Stored data:
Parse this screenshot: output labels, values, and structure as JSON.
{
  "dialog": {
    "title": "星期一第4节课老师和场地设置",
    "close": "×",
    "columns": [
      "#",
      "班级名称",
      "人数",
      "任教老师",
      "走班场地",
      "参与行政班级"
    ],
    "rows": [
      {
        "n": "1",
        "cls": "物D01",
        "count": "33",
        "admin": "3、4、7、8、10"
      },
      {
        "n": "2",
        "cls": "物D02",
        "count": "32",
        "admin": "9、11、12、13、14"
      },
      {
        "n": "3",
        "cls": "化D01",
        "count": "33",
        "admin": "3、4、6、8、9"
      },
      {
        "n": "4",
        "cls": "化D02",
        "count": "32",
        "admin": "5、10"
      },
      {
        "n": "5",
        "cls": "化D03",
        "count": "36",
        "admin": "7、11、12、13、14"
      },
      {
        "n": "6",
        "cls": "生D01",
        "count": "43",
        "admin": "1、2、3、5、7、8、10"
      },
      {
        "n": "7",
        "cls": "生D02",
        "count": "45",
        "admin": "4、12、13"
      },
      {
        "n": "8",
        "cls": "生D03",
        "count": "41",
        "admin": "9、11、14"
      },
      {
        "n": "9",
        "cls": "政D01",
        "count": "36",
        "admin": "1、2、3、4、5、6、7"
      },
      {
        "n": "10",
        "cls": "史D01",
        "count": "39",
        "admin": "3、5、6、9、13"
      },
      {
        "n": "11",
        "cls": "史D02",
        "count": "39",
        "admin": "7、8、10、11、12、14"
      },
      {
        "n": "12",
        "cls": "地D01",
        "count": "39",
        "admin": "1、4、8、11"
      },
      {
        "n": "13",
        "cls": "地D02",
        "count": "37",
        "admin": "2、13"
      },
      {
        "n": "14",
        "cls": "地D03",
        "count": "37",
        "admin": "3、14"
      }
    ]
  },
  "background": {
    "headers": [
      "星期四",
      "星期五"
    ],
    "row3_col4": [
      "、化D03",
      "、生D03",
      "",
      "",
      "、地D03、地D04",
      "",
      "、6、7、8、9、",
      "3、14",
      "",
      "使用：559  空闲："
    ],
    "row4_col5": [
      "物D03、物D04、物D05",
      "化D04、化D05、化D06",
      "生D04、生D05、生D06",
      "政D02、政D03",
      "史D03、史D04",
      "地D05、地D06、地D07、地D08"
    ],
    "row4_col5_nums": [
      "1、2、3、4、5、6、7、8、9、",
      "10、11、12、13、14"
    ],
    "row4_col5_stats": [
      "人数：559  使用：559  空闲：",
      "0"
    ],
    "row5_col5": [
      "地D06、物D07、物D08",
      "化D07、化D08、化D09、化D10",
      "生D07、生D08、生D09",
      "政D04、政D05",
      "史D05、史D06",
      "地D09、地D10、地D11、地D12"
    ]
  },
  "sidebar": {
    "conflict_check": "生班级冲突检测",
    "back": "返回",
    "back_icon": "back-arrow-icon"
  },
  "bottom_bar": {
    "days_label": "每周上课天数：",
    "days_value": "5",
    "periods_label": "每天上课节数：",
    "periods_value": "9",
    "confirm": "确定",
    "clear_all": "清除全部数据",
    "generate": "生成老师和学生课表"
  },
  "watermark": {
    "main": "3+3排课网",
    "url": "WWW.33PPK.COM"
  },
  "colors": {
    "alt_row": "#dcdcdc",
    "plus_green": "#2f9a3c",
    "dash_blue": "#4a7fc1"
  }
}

Work to complete:
Copy all of the material word for word.

Written solution:
Parse this screenshot: output labels, values, and structure as JSON.
{
  "dialog": {
    "title": "星期一第4节课老师和场地设置",
    "close": "×",
    "columns": [
      "#",
      "班级名称",
      "人数",
      "任教老师",
      "走班场地",
      "参与行政班级"
    ],
    "rows": [
      {
        "n": "1",
        "cls": "物D01",
        "count": "33",
        "admin": "3、4、7、8、10"
      },
      {
        "n": "2",
        "cls": "物D02",
        "count": "32",
        "admin": "9、11、12、13、14"
      },
      {
        "n": "3",
        "cls": "化D01",
        "count": "33",
        "admin": "3、4、6、8、9"
      },
      {
        "n": "4",
        "cls": "化D02",
        "count": "32",
        "admin": "5、10"
      },
      {
        "n": "5",
        "cls": "化D03",
        "count": "36",
        "admin": "7、11、12、13、14"
      },
      {
        "n": "6",
        "cls": "生D01",
        "count": "43",
        "admin": "1、2、3、5、7、8、10"
      },
      {
        "n": "7",
        "cls": "生D02",
        "count": "45",
        "admin": "4、12、13"
      },
      {
        "n": "8",
        "cls": "生D03",
        "count": "41",
        "admin": "9、11、14"
      },
      {
        "n": "9",
        "cls": "政D01",
        "count": "36",
        "admin": "1、2、3、4、5、6、7"
      },
      {
        "n": "10",
        "cls": "史D01",
        "count": "39",
        "admin": "3、5、6、9、13"
      },
      {
        "n": "11",
        "cls": "史D02",
        "count": "39",
        "admin": "7、8、10、11、12、14"
      },
      {
        "n": "12",
        "cls": "地D01",
        "count": "39",
        "admin": "1、4、8、11"
      },
      {
        "n": "13",
        "cls": "地D02",
        "count": "37",
        "admin": "2、13"
      },
      {
        "n": "14",
        "cls": "地D03",
        "count": "37",
        "admin": "3、14"
      }
    ]
  },
  "background": {
    "headers": [
      "星期四",
      "星期五"
    ],
    "row3_col4": [
      "、化D03",
      "、生D03",
      "",
      "",
      "、地D03、地D04",
      "",
      "、6、7、8、9、",
      "3、14",
      "",
      "使用：559  空闲："
    ],
    "row4_col5": [
      "物D03、物D04、物D05",
      "化D04、化D05、化D06",
      "生D04、生D05、生D06",
      "政D02、政D03",
      "史D03、史D04",
      "地D05、地D06、地D07、地D08"
    ],
    "row4_col5_nums": [
      "1、2、3、4、5、6、7、8、9、",
      "10、11、12、13、14"
    ],
    "row4_col5_stats": [
      "人数：559  使用：559  空闲：",
      "0"
    ],
    "row5_col5": [
      "地D06、物D07、物D08",
      "化D07、化D08、化D09、化D10",
      "生D07、生D08、生D09",
      "政D04、政D05",
      "史D05、史D06",
      "地D09、地D10、地D11、地D12"
    ]
  },
  "sidebar": {
    "conflict_check": "生班级冲突检测",
    "back": "返回",
    "back_icon": "back-arrow-icon"
  },
  "bottom_bar": {
    "days_label": "每周上课天数：",
    "days_value": "5",
    "periods_label": "每天上课节数：",
    "periods_value": "9",
    "confirm": "确定",
    "clear_all": "清除全部数据",
    "generate": "生成老师和学生课表"
  },
  "watermark": {
    "main": "3+3排课网",
    "url": "WWW.33PPK.COM"
  },
  "colors": {
    "alt_row": "#dcdcdc",
    "plus_green": "#2f9a3c",
    "dash_blue": "#4a7fc1"
  }
}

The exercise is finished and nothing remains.